• [Requirements]: In the listing below, identify each line with the word "Talk" and return those lines.

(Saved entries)
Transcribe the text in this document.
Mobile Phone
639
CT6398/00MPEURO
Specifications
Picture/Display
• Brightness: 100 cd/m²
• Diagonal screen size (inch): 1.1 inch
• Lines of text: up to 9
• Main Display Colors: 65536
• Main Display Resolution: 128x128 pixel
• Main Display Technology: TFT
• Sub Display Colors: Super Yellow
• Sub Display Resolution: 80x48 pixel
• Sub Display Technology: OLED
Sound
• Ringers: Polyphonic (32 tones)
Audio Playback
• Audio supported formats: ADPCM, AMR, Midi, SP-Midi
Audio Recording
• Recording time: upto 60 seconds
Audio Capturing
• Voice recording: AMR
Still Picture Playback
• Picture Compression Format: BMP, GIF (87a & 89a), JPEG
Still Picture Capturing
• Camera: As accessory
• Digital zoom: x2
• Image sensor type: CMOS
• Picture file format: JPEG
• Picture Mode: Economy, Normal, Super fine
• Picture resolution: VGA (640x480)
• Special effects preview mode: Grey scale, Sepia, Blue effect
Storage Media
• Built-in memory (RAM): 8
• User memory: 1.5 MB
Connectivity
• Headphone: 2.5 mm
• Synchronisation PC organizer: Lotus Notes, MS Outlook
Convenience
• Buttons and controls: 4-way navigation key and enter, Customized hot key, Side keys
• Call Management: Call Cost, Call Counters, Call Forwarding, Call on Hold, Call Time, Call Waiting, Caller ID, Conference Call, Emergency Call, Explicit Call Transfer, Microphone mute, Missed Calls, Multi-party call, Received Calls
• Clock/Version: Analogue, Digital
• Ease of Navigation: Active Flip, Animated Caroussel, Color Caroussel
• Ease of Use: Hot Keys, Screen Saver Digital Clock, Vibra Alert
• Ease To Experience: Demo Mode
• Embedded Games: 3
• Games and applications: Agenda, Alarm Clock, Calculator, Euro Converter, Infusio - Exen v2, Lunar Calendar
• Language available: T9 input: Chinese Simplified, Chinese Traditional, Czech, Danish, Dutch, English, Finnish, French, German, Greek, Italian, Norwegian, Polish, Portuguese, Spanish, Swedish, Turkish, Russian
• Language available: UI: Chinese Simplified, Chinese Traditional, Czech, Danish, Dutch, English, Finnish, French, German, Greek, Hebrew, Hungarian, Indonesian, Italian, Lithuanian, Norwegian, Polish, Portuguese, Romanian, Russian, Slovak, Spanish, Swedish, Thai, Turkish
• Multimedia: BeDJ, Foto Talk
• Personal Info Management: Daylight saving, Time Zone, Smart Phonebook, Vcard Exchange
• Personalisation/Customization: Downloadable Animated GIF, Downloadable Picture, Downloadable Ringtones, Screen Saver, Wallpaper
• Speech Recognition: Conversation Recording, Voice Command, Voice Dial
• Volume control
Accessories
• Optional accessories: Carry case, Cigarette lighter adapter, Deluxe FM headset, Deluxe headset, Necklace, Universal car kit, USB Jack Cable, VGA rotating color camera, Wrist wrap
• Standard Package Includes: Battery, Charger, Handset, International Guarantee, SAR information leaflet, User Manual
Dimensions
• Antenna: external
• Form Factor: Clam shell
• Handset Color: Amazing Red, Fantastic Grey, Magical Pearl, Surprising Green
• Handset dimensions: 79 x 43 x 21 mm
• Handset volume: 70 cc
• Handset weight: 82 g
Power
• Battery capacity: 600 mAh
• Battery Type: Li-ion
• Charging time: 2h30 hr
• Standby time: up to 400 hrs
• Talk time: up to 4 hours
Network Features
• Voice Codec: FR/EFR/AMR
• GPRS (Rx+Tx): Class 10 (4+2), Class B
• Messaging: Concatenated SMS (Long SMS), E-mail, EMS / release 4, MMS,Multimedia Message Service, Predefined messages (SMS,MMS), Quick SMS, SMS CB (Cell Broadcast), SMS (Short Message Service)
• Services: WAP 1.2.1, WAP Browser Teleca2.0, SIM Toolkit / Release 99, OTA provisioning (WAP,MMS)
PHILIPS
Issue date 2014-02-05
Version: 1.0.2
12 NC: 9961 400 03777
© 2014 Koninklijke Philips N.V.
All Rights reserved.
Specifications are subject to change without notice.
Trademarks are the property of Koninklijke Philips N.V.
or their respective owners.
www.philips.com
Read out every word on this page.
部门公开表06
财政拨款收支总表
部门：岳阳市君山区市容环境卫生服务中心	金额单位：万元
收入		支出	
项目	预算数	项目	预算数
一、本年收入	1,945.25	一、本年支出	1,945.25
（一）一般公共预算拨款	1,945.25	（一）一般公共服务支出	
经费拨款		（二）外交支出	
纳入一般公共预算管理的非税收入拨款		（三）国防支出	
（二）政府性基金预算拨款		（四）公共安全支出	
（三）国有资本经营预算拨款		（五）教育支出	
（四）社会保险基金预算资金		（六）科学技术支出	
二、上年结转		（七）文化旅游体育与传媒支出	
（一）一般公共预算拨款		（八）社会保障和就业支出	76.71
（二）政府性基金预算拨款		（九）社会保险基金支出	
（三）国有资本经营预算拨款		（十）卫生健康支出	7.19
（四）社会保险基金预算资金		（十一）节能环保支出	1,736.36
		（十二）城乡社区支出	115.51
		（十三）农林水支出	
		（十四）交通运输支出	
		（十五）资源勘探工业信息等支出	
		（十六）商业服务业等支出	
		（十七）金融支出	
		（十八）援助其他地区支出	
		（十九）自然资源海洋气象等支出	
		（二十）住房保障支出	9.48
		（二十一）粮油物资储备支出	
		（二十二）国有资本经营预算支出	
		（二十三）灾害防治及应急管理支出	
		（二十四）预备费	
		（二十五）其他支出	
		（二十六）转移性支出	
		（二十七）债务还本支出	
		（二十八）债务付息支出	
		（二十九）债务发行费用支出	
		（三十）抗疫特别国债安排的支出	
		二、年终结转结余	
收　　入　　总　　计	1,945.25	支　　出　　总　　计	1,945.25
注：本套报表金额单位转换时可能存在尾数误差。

• [Written answer]:
• Multimedia: BeDJ, Foto Talk
• Talk time: up to 4 hours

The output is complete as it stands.